Listed records
####

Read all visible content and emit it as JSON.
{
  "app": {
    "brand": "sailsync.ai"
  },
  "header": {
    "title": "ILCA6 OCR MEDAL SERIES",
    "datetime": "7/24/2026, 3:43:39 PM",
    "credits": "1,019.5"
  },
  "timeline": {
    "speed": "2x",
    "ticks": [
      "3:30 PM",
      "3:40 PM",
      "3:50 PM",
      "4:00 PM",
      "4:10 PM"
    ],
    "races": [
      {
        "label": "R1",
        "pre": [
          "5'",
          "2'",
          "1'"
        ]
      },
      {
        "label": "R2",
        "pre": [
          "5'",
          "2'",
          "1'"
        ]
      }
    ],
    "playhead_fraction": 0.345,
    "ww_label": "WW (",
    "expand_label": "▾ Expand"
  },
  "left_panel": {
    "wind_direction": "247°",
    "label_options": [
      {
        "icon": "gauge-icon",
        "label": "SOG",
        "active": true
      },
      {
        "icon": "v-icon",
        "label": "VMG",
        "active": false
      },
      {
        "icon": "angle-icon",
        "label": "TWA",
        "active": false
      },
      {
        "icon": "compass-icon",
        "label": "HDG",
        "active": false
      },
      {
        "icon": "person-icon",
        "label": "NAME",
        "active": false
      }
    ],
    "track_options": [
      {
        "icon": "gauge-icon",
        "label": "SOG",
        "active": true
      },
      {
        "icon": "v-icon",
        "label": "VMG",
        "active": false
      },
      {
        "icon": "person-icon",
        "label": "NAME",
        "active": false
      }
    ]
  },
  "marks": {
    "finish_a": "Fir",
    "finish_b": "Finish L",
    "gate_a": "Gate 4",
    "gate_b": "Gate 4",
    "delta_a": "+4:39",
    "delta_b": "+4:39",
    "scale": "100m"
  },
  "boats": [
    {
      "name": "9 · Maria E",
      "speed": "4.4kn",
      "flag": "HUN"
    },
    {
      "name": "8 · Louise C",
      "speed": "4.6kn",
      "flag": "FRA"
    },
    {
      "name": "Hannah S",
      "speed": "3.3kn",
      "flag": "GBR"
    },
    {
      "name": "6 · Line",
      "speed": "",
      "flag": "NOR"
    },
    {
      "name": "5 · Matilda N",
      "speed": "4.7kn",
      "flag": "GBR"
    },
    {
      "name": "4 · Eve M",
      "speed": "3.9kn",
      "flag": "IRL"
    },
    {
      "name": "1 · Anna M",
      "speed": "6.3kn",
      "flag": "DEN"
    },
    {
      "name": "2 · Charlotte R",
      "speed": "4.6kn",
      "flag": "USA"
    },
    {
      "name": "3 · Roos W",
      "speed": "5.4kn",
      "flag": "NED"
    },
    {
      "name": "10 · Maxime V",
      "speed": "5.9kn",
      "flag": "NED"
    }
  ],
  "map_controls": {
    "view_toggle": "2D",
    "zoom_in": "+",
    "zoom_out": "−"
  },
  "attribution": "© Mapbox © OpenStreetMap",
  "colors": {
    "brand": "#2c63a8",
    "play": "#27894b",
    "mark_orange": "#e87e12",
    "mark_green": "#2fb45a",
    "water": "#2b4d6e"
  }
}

####

Task statement
Restate the records, all of them, precisely as written.

Correct answer
Read all visible content and emit it as JSON.
{
  "app": {
    "brand": "sailsync.ai"
  },
  "header": {
    "title": "ILCA6 OCR MEDAL SERIES",
    "datetime": "7/24/2026, 3:43:39 PM",
    "credits": "1,019.5"
  },
  "timeline": {
    "speed": "2x",
    "ticks": [
      "3:30 PM",
      "3:40 PM",
      "3:50 PM",
      "4:00 PM",
      "4:10 PM"
    ],
    "races": [
      {
        "label": "R1",
        "pre": [
          "5'",
          "2'",
          "1'"
        ]
      },
      {
        "label": "R2",
        "pre": [
          "5'",
          "2'",
          "1'"
        ]
      }
    ],
    "playhead_fraction": 0.345,
    "ww_label": "WW (",
    "expand_label": "▾ Expand"
  },
  "left_panel": {
    "wind_direction": "247°",
    "label_options": [
      {
        "icon": "gauge-icon",
        "label": "SOG",
        "active": true
      },
      {
        "icon": "v-icon",
        "label": "VMG",
        "active": false
      },
      {
        "icon": "angle-icon",
        "label": "TWA",
        "active": false
      },
      {
        "icon": "compass-icon",
        "label": "HDG",
        "active": false
      },
      {
        "icon": "person-icon",
        "label": "NAME",
        "active": false
      }
    ],
    "track_options": [
      {
        "icon": "gauge-icon",
        "label": "SOG",
        "active": true
      },
      {
        "icon": "v-icon",
        "label": "VMG",
        "active": false
      },
      {
        "icon": "person-icon",
        "label": "NAME",
        "active": false
      }
    ]
  },
  "marks": {
    "finish_a": "Fir",
    "finish_b": "Finish L",
    "gate_a": "Gate 4",
    "gate_b": "Gate 4",
    "delta_a": "+4:39",
    "delta_b": "+4:39",
    "scale": "100m"
  },
  "boats": [
    {
      "name": "9 · Maria E",
      "speed": "4.4kn",
      "flag": "HUN"
    },
    {
      "name": "8 · Louise C",
      "speed": "4.6kn",
      "flag": "FRA"
    },
    {
      "name": "Hannah S",
      "speed": "3.3kn",
      "flag": "GBR"
    },
    {
      "name": "6 · Line",
      "speed": "",
      "flag": "NOR"
    },
    {
      "name": "5 · Matilda N",
      "speed": "4.7kn",
      "flag": "GBR"
    },
    {
      "name": "4 · Eve M",
      "speed": "3.9kn",
      "flag": "IRL"
    },
    {
      "name": "1 · Anna M",
      "speed": "6.3kn",
      "flag": "DEN"
    },
    {
      "name": "2 · Charlotte R",
      "speed": "4.6kn",
      "flag": "USA"
    },
    {
      "name": "3 · Roos W",
      "speed": "5.4kn",
      "flag": "NED"
    },
    {
      "name": "10 · Maxime V",
      "speed": "5.9kn",
      "flag": "NED"
    }
  ],
  "map_controls": {
    "view_toggle": "2D",
    "zoom_in": "+",
    "zoom_out": "−"
  },
  "attribution": "© Mapbox © OpenStreetMap",
  "colors": {
    "brand": "#2c63a8",
    "play": "#27894b",
    "mark_orange": "#e87e12",
    "mark_green": "#2fb45a",
    "water": "#2b4d6e"
  }
}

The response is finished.